◆ Aufgabe ◆
Schreib aus dem Text über den Bundeshaushalt 2024 den Abschnitt von „Diesen Weg stufte“ bis einschließlich „30 Milliarden Euro.“ wortgetreu ab.

◆ Text ◆
....
Bild: Irgendwas liegt hier schief
Berlin taz | Die Ampelkoalition hat Gleichgewichtsprobleme. Deswegen zogen
sich die Finanzverhandlungen zwischen SPD, Grünen und FDP [1][in den
vergangenen Tagen in die Länge]. Es geht um Grundsätzliches, nicht nur um
ein paar Milliarden Euro.
Die Einigung über einen neuen Plan für den Bundeshaushalt 2024 bereitet der
Regierung sichtlich Schwierigkeiten. Verschiedene Vorschläge kursieren, die
jeweils den Lieblingsideen der drei Parteien entsprechen. Allerdings fehlt
bisher die Kompromisslinie. Vor drei Wochen war der Haushalt fast
beschlossen. Dann platzte das Urteil des Bundesverfassungsgerichts
dazwischen. Daraufhin forderte die SPD, die Hängepartie bis zu ihrem
Parteitag am Wochenende abzuschließen. Anscheinend vergebens: Wie
SPD-Politikerin Katja Mast einräumte, wird der Bundestag den Etat erst im
neuen Jahr beschließen können.
Die Probleme liegen darin begründet, dass [2][das Urteil des
Bundesverfassungsgerichts vom 15. November] die bisherige Balance der
Ampel-Regierung zerstört hat. Vorher waren sich die drei
Koalitionspartnerinnen einig, Staatsschulden aus den Jahren 2021 und 2022
für Ausgaben von 2023 und den Folgejahren aufzusparen und umzuwidmen.
Diesen Weg stufte das Gericht als Verstoß gegen die im Grundgesetz
festgeschriebene Schuldenbremse ein. Die Schuldenregel ab diesem Jahr
wieder einzuhalten, was FDP-Parteichef und Finanzminister Christian Lindner
am Herzen liegt, und gleichzeitig viel Geld für Klima- und Industriepolitik
auszugeben, was sich SPD und Grüne wünschen, funktioniert so nicht mehr.
Der Koalition fehlen in ihrem Klima- und Transformationsfonds 60 Milliarden
Euro für die kommenden Jahre. Im Budget für 2024 klafft bisher eine Lücke
von 20 bis 30 Milliarden Euro.
....
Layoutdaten
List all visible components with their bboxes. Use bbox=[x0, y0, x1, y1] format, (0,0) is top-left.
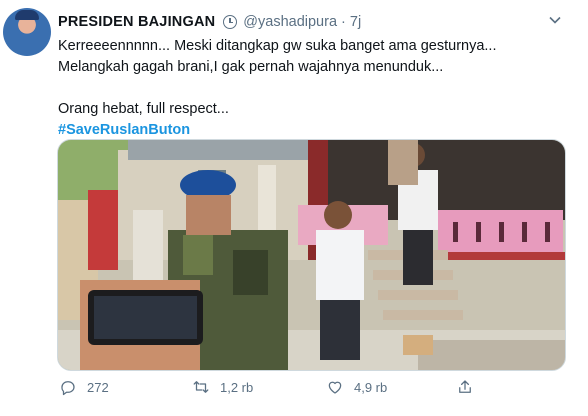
author-name[interactable]: PRESIDEN BAJINGAN bbox=[58, 14, 215, 30]
header-separator: · bbox=[341, 14, 346, 30]
tweet-line-2: Melangkah gagah brani,I gak pernah wajah… bbox=[58, 59, 444, 75]
share-button[interactable] bbox=[456, 378, 474, 396]
tweet-photo[interactable] bbox=[57, 139, 566, 371]
tweet-line-1: Kerreeeennnnn... Meski ditangkap gw suka… bbox=[58, 38, 497, 54]
share-icon bbox=[459, 380, 471, 393]
like-count: 4,9 rb bbox=[354, 379, 388, 395]
line-break bbox=[58, 78, 558, 99]
retweet-button[interactable]: 1,2 rb bbox=[192, 378, 253, 396]
hashtag-link[interactable]: #SaveRuslanButon bbox=[58, 120, 558, 141]
like-button[interactable]: 4,9 rb bbox=[326, 378, 387, 396]
tweet-time[interactable]: 7j bbox=[350, 14, 361, 30]
retweet-icon bbox=[193, 381, 209, 393]
author-avatar[interactable] bbox=[3, 8, 51, 56]
more-options-chevron-icon[interactable] bbox=[548, 13, 562, 27]
tweet-line-3: Orang hebat, full respect... bbox=[58, 101, 229, 117]
tweet-card[interactable]: PRESIDEN BAJINGAN @yashadipura · 7j Kerr… bbox=[0, 0, 588, 416]
tweet-text: Kerreeeennnnn... Meski ditangkap gw suka… bbox=[58, 36, 558, 141]
photo-scene bbox=[58, 140, 565, 370]
reply-button[interactable]: 272 bbox=[59, 378, 109, 396]
reply-count: 272 bbox=[87, 379, 109, 395]
author-handle[interactable]: @yashadipura bbox=[243, 14, 337, 30]
tweet-header: PRESIDEN BAJINGAN @yashadipura · 7j bbox=[58, 11, 361, 33]
tweet-actions: 272 1,2 rb 4,9 rb bbox=[58, 378, 558, 400]
retweet-count: 1,2 rb bbox=[220, 379, 254, 395]
heart-icon bbox=[328, 381, 342, 394]
reply-icon bbox=[61, 381, 75, 396]
clock-icon bbox=[223, 15, 238, 29]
....
◆ Schriftliche Lösung ◆
Diesen Weg stufte das Gericht als Verstoß gegen die im Grundgesetz
festgeschriebene Schuldenbremse ein. Die Schuldenregel ab diesem Jahr
wieder einzuhalten, was FDP-Parteichef und Finanzminister Christian Lindner
am Herzen liegt, und gleichzeitig viel Geld für Klima- und Industriepolitik
auszugeben, was sich SPD und Grüne wünschen, funktioniert so nicht mehr.
Der Koalition fehlen in ihrem Klima- und Transformationsfonds 60 Milliarden
Euro für die kommenden Jahre. Im Budget für 2024 klafft bisher eine Lücke
von 20 bis 30 Milliarden Euro.